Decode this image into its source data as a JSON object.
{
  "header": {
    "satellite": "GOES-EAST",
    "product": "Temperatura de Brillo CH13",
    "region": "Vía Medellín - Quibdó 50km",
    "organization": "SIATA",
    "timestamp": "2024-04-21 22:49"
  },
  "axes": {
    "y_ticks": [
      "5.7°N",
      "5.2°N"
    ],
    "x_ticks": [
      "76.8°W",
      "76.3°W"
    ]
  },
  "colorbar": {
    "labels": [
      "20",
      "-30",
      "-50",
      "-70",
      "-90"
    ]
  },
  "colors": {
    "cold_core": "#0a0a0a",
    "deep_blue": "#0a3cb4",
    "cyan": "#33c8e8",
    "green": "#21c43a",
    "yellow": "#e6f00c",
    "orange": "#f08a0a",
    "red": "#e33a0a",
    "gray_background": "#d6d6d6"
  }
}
——
WHAT IS NEEDED =>
From the records above, extract every entry exactly as given.

TASK RESPONSE =>
Decode this image into its source data as a JSON object.
{
  "header": {
    "satellite": "GOES-EAST",
    "product": "Temperatura de Brillo CH13",
    "region": "Vía Medellín - Quibdó 50km",
    "organization": "SIATA",
    "timestamp": "2024-04-21 22:49"
  },
  "axes": {
    "y_ticks": [
      "5.7°N",
      "5.2°N"
    ],
    "x_ticks": [
      "76.8°W",
      "76.3°W"
    ]
  },
  "colorbar": {
    "labels": [
      "20",
      "-30",
      "-50",
      "-70",
      "-90"
    ]
  },
  "colors": {
    "cold_core": "#0a0a0a",
    "deep_blue": "#0a3cb4",
    "cyan": "#33c8e8",
    "green": "#21c43a",
    "yellow": "#e6f00c",
    "orange": "#f08a0a",
    "red": "#e33a0a",
    "gray_background": "#d6d6d6"
  }
}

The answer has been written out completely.